***** AVAILABLE RECORDS
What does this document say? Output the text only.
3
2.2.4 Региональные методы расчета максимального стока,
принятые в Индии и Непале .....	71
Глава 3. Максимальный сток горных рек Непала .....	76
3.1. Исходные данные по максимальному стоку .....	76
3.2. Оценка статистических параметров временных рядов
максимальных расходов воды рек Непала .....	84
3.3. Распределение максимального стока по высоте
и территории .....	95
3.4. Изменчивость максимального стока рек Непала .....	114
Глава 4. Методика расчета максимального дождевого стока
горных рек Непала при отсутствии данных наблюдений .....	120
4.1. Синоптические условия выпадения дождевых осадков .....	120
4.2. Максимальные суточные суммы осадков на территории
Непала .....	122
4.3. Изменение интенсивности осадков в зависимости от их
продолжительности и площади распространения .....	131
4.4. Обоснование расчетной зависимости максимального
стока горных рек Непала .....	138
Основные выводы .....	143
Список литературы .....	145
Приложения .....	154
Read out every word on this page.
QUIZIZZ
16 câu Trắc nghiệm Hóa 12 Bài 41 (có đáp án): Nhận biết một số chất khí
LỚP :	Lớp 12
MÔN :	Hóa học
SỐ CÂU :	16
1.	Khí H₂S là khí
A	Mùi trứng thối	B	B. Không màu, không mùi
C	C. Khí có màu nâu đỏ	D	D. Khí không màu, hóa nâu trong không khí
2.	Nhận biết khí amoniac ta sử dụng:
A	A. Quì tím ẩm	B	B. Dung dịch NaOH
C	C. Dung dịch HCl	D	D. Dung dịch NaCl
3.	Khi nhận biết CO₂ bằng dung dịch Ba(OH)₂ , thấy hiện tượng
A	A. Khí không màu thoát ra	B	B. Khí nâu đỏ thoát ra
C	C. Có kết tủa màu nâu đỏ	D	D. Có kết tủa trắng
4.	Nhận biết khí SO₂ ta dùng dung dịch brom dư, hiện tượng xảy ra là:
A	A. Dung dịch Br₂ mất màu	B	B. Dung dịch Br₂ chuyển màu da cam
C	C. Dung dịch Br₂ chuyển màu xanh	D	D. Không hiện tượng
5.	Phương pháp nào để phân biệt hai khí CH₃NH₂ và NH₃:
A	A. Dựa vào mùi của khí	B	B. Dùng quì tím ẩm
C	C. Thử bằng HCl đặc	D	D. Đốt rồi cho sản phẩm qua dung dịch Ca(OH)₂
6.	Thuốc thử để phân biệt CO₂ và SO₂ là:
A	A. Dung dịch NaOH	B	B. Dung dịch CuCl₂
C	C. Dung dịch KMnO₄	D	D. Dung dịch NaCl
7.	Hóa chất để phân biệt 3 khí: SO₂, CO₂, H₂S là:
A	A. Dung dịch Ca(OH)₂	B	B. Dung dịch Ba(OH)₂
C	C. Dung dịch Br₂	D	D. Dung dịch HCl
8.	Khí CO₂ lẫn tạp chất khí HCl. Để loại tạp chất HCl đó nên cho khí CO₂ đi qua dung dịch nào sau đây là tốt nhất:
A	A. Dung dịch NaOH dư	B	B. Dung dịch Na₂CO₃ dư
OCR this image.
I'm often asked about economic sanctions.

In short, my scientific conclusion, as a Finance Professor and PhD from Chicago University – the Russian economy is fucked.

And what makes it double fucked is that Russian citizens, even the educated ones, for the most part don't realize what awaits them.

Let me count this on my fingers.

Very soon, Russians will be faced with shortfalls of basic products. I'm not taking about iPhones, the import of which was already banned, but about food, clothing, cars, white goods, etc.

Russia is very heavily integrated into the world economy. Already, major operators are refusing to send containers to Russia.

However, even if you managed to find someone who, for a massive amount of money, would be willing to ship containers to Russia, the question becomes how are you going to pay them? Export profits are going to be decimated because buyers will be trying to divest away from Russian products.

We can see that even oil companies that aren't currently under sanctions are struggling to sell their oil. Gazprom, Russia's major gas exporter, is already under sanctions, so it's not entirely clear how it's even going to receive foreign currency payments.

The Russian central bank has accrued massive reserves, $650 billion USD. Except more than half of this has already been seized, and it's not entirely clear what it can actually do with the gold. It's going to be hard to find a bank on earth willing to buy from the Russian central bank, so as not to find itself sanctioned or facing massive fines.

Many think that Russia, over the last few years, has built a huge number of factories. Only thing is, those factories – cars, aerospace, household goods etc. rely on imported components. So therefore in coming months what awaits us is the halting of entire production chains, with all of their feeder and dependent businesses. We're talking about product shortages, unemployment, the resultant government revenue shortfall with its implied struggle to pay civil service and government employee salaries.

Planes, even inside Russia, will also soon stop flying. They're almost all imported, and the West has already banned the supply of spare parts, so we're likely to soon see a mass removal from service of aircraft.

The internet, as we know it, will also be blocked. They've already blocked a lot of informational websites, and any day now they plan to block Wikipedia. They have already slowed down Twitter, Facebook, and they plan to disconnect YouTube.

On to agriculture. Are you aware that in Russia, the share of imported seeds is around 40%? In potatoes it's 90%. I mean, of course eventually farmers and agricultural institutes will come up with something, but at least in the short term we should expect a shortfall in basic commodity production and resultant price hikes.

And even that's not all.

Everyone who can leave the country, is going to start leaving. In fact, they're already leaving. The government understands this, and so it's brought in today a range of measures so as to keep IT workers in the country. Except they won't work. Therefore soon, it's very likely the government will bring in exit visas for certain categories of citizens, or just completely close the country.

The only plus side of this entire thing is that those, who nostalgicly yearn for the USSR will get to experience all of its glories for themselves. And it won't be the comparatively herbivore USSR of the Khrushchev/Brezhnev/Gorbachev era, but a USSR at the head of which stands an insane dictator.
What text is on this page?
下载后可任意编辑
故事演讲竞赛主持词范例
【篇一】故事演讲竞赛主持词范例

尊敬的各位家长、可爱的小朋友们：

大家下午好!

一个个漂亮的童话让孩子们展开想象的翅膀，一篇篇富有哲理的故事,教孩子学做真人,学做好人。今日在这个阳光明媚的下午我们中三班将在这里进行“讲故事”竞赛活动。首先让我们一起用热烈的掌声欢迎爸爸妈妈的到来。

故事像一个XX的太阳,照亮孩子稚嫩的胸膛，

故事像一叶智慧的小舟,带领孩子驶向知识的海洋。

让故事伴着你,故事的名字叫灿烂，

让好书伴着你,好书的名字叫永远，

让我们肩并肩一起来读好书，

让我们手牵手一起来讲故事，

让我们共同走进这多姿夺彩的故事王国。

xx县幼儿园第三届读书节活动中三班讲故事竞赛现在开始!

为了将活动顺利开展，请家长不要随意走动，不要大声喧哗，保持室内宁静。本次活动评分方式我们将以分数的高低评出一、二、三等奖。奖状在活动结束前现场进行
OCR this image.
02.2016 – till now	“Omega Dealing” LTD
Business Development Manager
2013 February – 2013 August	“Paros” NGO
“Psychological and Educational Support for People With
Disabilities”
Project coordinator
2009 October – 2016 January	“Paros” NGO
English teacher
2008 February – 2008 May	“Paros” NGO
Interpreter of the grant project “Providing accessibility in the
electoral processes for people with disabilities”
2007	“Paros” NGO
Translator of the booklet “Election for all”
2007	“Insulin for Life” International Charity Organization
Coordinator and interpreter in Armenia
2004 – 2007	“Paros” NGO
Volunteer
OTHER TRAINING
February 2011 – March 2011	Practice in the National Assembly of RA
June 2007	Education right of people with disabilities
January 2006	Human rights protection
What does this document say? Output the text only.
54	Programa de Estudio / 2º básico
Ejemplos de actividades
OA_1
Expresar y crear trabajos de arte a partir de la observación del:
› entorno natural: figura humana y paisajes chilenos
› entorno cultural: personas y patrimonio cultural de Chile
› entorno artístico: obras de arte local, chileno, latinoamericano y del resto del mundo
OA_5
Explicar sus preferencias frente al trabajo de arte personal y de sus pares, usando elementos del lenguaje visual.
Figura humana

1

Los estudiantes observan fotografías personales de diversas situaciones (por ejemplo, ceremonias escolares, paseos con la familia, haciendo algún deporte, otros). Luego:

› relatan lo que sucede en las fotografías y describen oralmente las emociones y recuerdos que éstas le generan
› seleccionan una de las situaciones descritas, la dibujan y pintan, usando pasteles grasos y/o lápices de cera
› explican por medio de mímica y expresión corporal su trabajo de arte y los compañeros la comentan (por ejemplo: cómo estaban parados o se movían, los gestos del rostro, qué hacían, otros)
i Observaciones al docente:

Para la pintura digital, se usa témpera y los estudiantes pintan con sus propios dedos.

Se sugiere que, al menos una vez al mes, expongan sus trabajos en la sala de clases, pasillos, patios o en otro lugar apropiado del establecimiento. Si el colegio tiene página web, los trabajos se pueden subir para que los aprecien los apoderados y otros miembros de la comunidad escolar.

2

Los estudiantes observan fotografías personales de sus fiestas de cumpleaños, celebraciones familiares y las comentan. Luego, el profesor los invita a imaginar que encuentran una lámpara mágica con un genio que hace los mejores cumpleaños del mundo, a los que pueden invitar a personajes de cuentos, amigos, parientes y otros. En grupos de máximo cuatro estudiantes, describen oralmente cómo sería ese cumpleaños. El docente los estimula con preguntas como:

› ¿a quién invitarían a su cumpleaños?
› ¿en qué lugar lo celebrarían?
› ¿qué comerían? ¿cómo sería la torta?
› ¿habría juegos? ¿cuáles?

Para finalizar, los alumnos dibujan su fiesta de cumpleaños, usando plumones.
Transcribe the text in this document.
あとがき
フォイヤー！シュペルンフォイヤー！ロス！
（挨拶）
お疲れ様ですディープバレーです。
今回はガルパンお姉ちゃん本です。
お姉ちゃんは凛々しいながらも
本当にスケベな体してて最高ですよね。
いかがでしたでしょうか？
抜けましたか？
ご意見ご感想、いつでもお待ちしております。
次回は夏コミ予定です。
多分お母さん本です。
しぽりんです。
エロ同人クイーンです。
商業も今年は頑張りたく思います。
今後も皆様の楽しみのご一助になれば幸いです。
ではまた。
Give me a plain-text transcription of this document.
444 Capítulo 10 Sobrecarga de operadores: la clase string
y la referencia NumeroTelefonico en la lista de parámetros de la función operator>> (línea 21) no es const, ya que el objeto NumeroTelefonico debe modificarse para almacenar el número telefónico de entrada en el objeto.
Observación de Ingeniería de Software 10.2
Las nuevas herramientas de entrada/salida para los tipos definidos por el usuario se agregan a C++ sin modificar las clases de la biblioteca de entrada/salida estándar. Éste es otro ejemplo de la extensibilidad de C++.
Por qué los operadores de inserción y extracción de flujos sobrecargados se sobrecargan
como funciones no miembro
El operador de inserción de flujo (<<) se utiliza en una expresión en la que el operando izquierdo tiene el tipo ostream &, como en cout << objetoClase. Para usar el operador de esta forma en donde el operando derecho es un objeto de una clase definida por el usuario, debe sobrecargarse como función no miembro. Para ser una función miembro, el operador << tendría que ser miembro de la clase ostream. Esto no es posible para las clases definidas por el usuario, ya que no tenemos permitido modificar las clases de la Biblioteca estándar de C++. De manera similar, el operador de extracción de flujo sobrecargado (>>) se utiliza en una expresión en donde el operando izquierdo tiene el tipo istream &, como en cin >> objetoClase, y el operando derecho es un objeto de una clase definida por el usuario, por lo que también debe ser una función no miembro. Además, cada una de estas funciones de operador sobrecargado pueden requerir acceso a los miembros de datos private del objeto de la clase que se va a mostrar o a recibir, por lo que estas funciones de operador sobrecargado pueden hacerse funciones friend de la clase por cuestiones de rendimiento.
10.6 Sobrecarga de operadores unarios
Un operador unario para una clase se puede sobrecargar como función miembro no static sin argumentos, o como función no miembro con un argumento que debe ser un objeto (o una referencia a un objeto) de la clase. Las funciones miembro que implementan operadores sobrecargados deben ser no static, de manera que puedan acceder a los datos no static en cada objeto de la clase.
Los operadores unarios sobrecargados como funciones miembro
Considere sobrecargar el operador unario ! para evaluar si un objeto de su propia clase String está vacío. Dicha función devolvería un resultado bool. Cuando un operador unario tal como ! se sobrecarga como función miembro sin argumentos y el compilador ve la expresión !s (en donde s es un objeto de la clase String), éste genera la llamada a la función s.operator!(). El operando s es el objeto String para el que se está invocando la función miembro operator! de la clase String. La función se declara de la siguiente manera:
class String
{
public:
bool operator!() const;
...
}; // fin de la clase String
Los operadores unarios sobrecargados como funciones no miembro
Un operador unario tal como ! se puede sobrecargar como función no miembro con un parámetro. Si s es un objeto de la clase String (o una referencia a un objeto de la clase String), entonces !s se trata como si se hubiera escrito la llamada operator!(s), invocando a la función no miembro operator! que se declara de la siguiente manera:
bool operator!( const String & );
**********
**WRITTEN PROBLEM:** Where does the word "soon" appear in the listing? List each line that holds it.

**RESPONSE BELOW:**
Very soon, Russians will be faced with shortfalls of basic products. I'm not taking about iPhones, the import of which was already banned, but about food, clothing, cars, white goods, etc.
Planes, even inside Russia, will also soon stop flying. They're almost all imported, and the West has already banned the supply of spare parts, so we're likely to soon see a mass removal from service of aircraft.
Everyone who can leave the country, is going to start leaving. In fact, they're already leaving. The government understands this, and so it's brought in today a range of measures so as to keep IT workers in the country. Except they won't work. Therefore soon, it's very likely the government will bring in exit visas for certain categories of citizens, or just completely close the country.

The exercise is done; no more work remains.